>> begin Listed entries

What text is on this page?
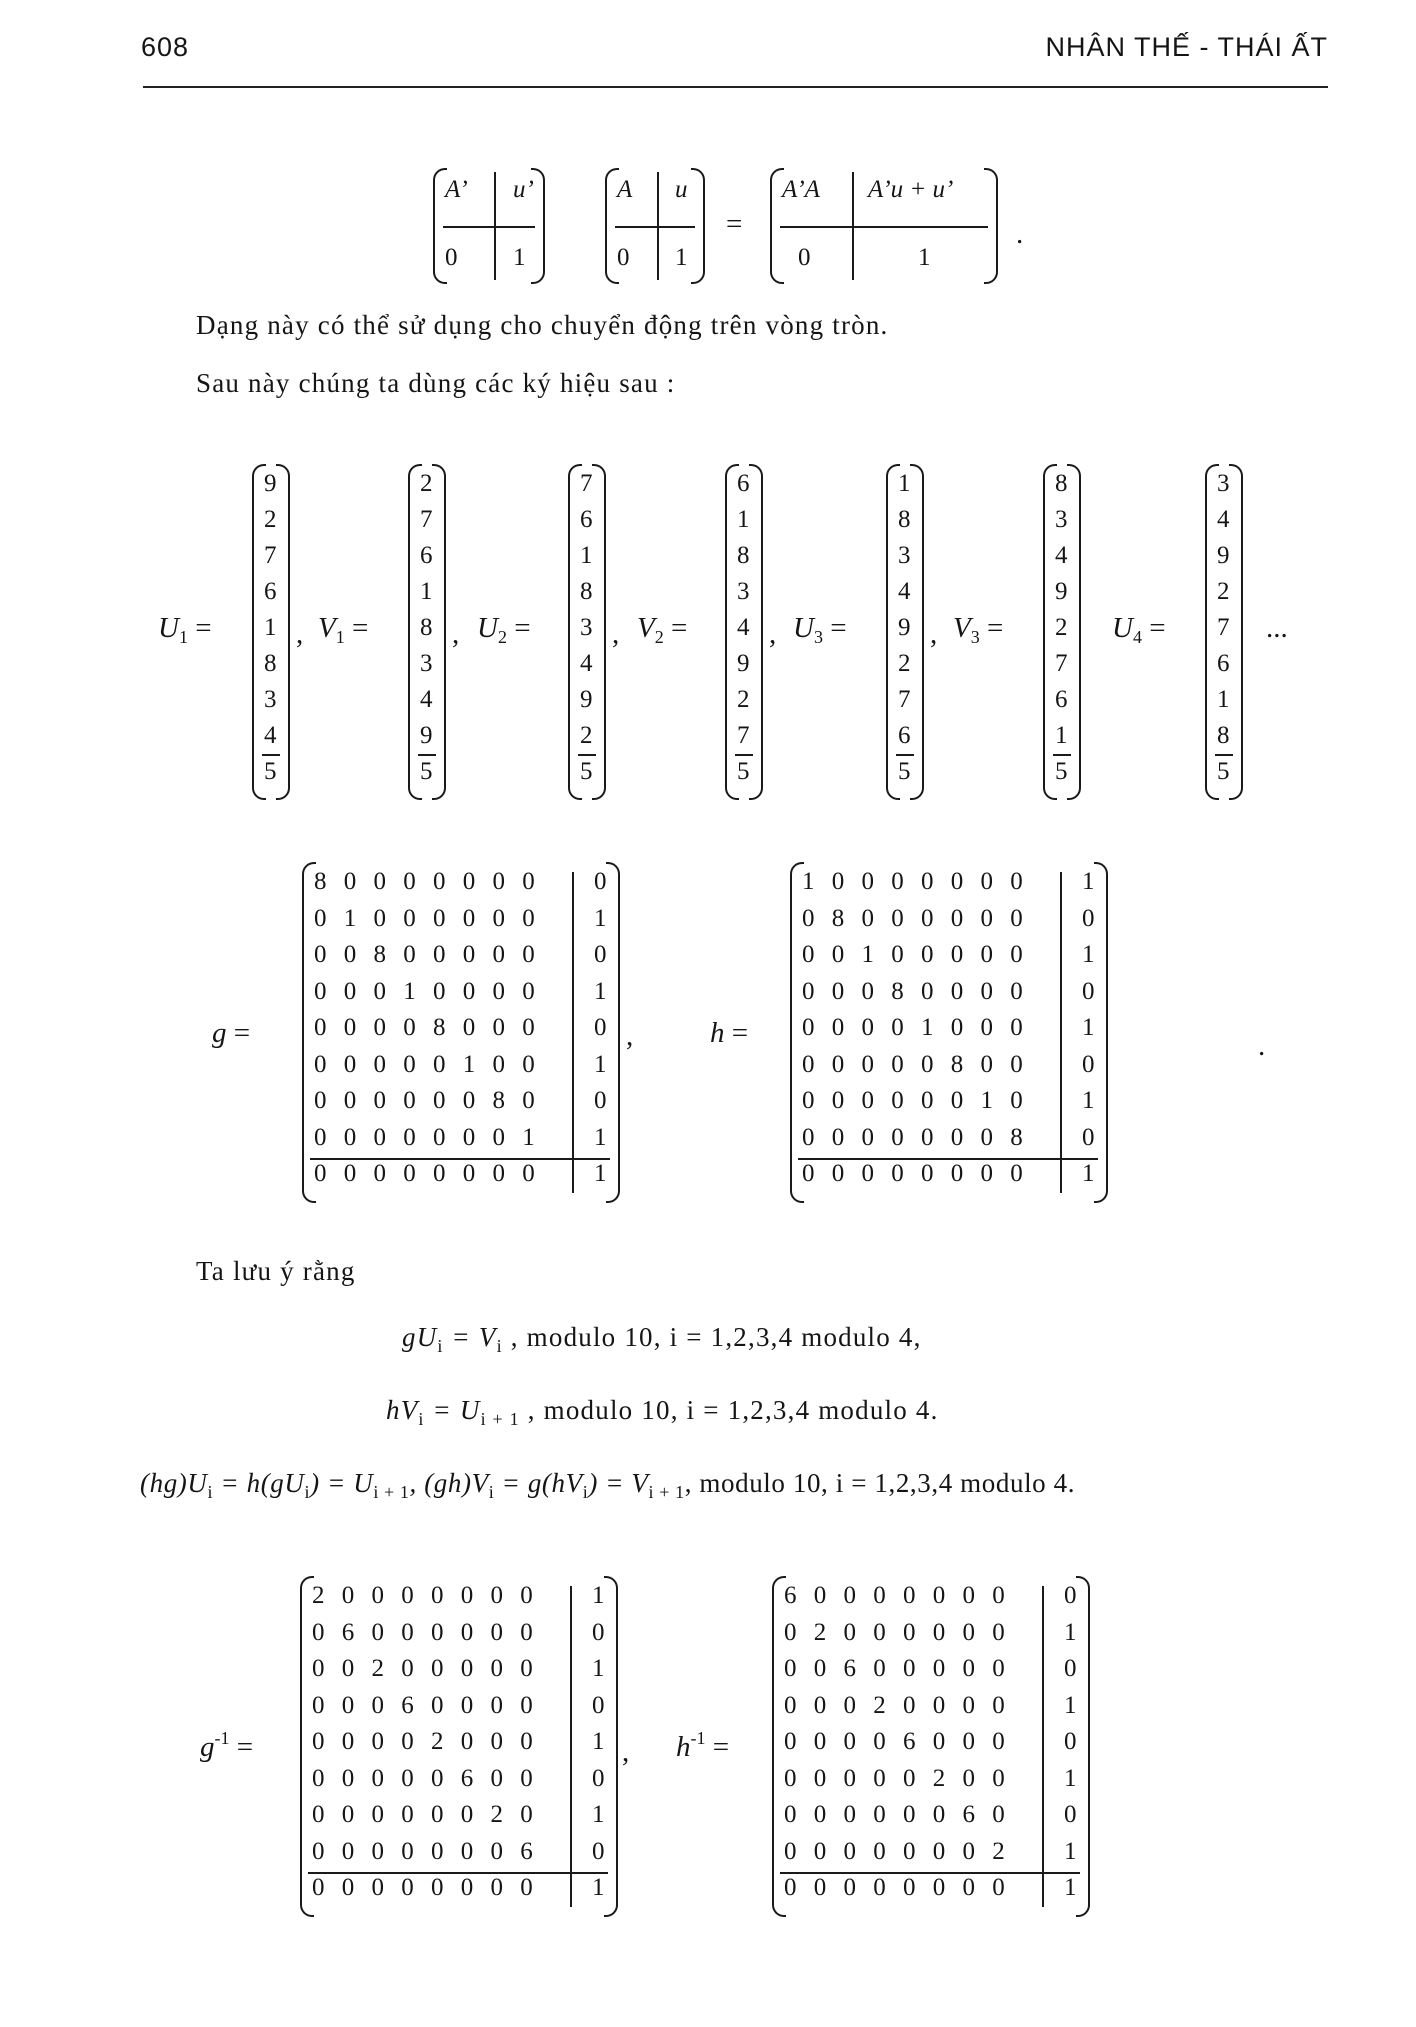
608	NHÂN THẾ - THÁI ẤT
A’ u’
0 1
A u
0 1
=
A’A A’u + u’
0	1
.
Dạng này có thể sử dụng cho chuyển động trên vòng tròn.
Sau này chúng ta dùng các ký hiệu sau :
$U_1$ =
9
2
7
6
1
8
3
4
5
, $V_1$ =
2
7
6
1
8
3
4
9
5
, $U_2$ =
7
6
1
8
3
4
9
2
5
, $V_2$ =
6
1
8
3
4
9
2
7
5
, $U_3$ =
1
8
3
4
9
2
7
6
5
, $V_3$ =
8
3
4
9
2
7
6
1
5
$U_4$ =
3
4
9
2
7
6
1
8
5
...
g =
8 0 0 0 0 0 0 0 0
0 1 0 0 0 0 0 0 1
0 0 8 0 0 0 0 0 0
0 0 0 1 0 0 0 0 1
0 0 0 0 8 0 0 0 0
0 0 0 0 0 1 0 0 1
0 0 0 0 0 0 8 0 0
0 0 0 0 0 0 0 1 1
0 0 0 0 0 0 0 0 1
,	h =
1 0 0 0 0 0 0 0 1
0 8 0 0 0 0 0 0 0
0 0 1 0 0 0 0 0 1
0 0 0 8 0 0 0 0 0
0 0 0 0 1 0 0 0 1
0 0 0 0 0 8 0 0 0
0 0 0 0 0 0 1 0 1
0 0 0 0 0 0 0 8 0
0 0 0 0 0 0 0 0 1
.
$g^{-1}$ =
2 0 0 0 0 0 0 0 1
0 6 0 0 0 0 0 0 0
0 0 2 0 0 0 0 0 1
0 0 0 6 0 0 0 0 0
0 0 0 0 2 0 0 0 1
0 0 0 0 0 6 0 0 0
0 0 0 0 0 0 2 0 1
0 0 0 0 0 0 0 6 0
0 0 0 0 0 0 0 0 1
, $h^{-1}$ =
6 0 0 0 0 0 0 0 0
0 2 0 0 0 0 0 0 1
0 0 6 0 0 0 0 0 0
0 0 0 2 0 0 0 0 1
0 0 0 0 6 0 0 0 0
0 0 0 0 0 2 0 0 1
0 0 0 0 0 0 6 0 0
0 0 0 0 0 0 0 2 1
0 0 0 0 0 0 0 0 1
Ta lưu ý rằng
$gU_i = V_i$ , modulo 10, i = 1,2,3,4 modulo 4,
$hV_i = U_{i + 1}$ , modulo 10, i = 1,2,3,4 modulo 4.
$(hg)U_i = h(gU_i) = U_{i + 1}$, $(gh)V_i = g(hV_i) = V_{i + 1}$, modulo 10, i = 1,2,3,4 modulo 4.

>> end Listed entries

Except for the pictures, print the data above exactly.

Exercise response ->
What text is on this page?
608	NHÂN THẾ - THÁI ẤT
A’ u’
0 1
A u
0 1
=
A’A A’u + u’
0	1
.
Dạng này có thể sử dụng cho chuyển động trên vòng tròn.
Sau này chúng ta dùng các ký hiệu sau :
$U_1$ =
9
2
7
6
1
8
3
4
5
, $V_1$ =
2
7
6
1
8
3
4
9
5
, $U_2$ =
7
6
1
8
3
4
9
2
5
, $V_2$ =
6
1
8
3
4
9
2
7
5
, $U_3$ =
1
8
3
4
9
2
7
6
5
, $V_3$ =
8
3
4
9
2
7
6
1
5
$U_4$ =
3
4
9
2
7
6
1
8
5
...
g =
8 0 0 0 0 0 0 0 0
0 1 0 0 0 0 0 0 1
0 0 8 0 0 0 0 0 0
0 0 0 1 0 0 0 0 1
0 0 0 0 8 0 0 0 0
0 0 0 0 0 1 0 0 1
0 0 0 0 0 0 8 0 0
0 0 0 0 0 0 0 1 1
0 0 0 0 0 0 0 0 1
,	h =
1 0 0 0 0 0 0 0 1
0 8 0 0 0 0 0 0 0
0 0 1 0 0 0 0 0 1
0 0 0 8 0 0 0 0 0
0 0 0 0 1 0 0 0 1
0 0 0 0 0 8 0 0 0
0 0 0 0 0 0 1 0 1
0 0 0 0 0 0 0 8 0
0 0 0 0 0 0 0 0 1
.
$g^{-1}$ =
2 0 0 0 0 0 0 0 1
0 6 0 0 0 0 0 0 0
0 0 2 0 0 0 0 0 1
0 0 0 6 0 0 0 0 0
0 0 0 0 2 0 0 0 1
0 0 0 0 0 6 0 0 0
0 0 0 0 0 0 2 0 1
0 0 0 0 0 0 0 6 0
0 0 0 0 0 0 0 0 1
, $h^{-1}$ =
6 0 0 0 0 0 0 0 0
0 2 0 0 0 0 0 0 1
0 0 6 0 0 0 0 0 0
0 0 0 2 0 0 0 0 1
0 0 0 0 6 0 0 0 0
0 0 0 0 0 2 0 0 1
0 0 0 0 0 0 6 0 0
0 0 0 0 0 0 0 2 1
0 0 0 0 0 0 0 0 1
Ta lưu ý rằng
$gU_i = V_i$ , modulo 10, i = 1,2,3,4 modulo 4,
$hV_i = U_{i + 1}$ , modulo 10, i = 1,2,3,4 modulo 4.
$(hg)U_i = h(gU_i) = U_{i + 1}$, $(gh)V_i = g(hV_i) = V_{i + 1}$, modulo 10, i = 1,2,3,4 modulo 4.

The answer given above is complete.